#### YOUR INSTRUCTIONS:
In the listing below, identify each line with the word "demo" and return those lines.

**** DATA RECORDS

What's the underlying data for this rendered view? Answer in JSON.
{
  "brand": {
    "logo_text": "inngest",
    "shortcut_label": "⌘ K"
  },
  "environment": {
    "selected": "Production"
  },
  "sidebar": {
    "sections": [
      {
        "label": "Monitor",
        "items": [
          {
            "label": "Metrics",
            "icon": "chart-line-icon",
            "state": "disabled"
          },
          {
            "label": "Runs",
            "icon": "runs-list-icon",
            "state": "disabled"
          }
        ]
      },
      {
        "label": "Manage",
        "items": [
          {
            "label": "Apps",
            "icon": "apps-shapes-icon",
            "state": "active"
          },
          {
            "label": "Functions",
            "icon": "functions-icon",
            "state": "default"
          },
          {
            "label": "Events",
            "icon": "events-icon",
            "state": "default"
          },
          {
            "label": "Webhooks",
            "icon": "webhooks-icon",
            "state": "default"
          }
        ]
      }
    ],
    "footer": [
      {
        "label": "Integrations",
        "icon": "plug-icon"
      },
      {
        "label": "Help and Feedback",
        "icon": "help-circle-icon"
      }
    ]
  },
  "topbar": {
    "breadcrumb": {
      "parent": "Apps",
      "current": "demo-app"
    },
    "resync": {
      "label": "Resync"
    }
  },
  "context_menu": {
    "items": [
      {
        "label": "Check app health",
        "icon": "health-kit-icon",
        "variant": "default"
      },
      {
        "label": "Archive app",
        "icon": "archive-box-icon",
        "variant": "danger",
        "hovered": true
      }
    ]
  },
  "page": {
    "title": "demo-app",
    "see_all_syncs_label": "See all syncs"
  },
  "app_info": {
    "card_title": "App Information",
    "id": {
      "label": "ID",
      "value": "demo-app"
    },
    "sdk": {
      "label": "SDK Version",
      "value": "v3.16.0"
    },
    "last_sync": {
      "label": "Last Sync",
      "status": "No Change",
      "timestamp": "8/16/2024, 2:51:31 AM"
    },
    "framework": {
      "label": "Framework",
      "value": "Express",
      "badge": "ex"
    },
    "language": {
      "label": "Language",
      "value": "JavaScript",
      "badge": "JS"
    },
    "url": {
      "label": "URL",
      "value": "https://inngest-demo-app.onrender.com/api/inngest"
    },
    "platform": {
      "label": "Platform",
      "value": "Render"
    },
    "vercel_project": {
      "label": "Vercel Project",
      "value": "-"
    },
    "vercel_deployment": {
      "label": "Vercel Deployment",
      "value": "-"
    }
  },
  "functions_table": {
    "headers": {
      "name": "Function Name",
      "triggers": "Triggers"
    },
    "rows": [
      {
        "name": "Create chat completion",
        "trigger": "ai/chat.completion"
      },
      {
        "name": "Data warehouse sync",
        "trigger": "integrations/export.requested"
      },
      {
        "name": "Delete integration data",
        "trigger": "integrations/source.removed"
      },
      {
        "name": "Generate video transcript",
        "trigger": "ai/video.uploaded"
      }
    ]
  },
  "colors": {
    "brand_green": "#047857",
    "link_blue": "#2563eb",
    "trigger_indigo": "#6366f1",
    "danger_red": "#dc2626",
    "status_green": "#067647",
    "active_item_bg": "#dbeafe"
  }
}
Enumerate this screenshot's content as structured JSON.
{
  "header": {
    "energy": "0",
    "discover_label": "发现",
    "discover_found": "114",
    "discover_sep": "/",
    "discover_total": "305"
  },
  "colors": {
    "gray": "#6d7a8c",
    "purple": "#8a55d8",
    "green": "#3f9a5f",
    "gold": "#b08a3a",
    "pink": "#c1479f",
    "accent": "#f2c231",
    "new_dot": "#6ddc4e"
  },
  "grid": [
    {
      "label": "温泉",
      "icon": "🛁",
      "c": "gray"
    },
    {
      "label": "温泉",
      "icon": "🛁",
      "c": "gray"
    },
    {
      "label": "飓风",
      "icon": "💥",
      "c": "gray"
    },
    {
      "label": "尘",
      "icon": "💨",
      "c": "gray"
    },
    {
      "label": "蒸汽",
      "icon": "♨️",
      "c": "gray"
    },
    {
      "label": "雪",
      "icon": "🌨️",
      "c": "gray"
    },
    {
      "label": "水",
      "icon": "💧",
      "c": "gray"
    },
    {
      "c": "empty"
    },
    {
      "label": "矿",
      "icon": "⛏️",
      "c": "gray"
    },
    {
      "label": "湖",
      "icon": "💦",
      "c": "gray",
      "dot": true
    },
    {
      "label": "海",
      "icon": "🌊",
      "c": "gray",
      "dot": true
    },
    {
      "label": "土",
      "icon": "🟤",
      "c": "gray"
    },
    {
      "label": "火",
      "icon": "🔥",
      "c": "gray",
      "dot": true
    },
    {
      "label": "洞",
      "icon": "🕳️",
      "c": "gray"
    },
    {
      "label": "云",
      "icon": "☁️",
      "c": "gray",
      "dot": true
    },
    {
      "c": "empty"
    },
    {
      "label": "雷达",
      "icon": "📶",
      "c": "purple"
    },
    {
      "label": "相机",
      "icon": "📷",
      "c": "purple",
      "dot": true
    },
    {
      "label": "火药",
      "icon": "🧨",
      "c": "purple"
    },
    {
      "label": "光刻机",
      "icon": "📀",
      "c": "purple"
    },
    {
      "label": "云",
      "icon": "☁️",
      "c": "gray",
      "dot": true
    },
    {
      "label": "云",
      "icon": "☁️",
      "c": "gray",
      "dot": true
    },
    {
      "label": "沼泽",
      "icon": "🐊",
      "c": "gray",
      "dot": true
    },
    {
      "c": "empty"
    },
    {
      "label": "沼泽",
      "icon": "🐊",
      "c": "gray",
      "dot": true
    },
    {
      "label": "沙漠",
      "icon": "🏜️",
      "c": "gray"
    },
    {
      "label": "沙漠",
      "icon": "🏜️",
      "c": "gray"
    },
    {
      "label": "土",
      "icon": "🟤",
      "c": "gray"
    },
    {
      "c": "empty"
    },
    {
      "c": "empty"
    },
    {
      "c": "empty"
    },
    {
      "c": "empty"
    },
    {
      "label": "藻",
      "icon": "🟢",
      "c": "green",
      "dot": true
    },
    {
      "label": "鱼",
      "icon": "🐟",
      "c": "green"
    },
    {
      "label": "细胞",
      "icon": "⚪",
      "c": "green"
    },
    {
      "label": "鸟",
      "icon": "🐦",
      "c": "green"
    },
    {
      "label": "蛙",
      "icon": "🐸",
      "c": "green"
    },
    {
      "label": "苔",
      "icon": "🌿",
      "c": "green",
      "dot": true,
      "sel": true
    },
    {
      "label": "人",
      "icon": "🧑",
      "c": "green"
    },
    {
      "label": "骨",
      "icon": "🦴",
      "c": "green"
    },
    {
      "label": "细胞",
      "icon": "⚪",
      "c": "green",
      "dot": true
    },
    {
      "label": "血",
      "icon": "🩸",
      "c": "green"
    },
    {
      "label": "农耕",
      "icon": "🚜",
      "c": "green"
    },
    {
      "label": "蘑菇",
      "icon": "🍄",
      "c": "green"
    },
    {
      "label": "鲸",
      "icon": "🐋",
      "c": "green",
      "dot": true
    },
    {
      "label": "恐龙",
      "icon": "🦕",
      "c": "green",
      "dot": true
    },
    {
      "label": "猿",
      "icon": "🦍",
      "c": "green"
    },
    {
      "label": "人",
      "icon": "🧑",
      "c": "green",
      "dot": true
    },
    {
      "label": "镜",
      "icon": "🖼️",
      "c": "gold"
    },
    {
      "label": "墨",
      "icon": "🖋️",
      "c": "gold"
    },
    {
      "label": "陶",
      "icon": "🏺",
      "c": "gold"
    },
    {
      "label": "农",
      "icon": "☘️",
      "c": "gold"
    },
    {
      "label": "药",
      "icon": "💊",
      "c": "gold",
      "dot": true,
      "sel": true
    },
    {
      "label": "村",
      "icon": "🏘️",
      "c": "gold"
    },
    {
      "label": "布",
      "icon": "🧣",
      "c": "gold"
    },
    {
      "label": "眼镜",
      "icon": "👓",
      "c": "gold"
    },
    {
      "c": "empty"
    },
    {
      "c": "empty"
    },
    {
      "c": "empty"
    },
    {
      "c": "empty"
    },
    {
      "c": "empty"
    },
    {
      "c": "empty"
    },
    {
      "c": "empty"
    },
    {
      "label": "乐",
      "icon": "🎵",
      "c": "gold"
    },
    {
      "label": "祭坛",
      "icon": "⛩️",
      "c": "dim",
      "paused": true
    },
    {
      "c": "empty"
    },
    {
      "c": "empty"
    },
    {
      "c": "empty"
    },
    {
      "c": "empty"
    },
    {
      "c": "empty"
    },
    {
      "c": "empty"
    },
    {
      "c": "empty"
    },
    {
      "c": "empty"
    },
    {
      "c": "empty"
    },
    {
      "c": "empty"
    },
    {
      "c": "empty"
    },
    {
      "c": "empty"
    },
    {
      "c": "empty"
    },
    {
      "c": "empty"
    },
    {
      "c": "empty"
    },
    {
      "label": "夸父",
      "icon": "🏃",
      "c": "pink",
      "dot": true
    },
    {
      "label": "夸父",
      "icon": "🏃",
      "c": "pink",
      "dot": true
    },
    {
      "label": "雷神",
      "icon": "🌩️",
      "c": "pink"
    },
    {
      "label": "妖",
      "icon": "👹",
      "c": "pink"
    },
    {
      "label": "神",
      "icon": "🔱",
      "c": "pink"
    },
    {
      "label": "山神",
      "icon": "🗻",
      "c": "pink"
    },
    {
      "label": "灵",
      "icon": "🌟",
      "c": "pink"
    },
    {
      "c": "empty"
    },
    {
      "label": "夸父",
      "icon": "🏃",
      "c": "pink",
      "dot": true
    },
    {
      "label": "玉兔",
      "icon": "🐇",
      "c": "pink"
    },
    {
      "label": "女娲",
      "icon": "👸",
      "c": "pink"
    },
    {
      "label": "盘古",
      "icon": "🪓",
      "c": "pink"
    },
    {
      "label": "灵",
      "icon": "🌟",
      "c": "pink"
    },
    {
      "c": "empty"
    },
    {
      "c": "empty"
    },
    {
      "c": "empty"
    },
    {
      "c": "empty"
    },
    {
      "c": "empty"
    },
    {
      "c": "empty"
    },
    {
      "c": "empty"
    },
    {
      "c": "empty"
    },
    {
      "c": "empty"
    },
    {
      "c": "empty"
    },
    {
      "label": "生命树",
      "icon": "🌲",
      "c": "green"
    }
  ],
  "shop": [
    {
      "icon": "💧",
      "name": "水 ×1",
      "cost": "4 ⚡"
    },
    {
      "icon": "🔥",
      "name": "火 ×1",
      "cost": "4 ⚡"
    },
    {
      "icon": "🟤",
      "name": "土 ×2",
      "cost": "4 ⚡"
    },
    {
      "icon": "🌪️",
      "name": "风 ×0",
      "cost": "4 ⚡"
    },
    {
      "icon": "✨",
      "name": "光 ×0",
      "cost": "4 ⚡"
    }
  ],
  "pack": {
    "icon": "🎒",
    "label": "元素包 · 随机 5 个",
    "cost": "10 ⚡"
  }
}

********

#### FINAL RESULT:
      "current": "demo-app"
    "title": "demo-app",
      "value": "demo-app"
      "value": "https://inngest-demo-app.onrender.com/api/inngest"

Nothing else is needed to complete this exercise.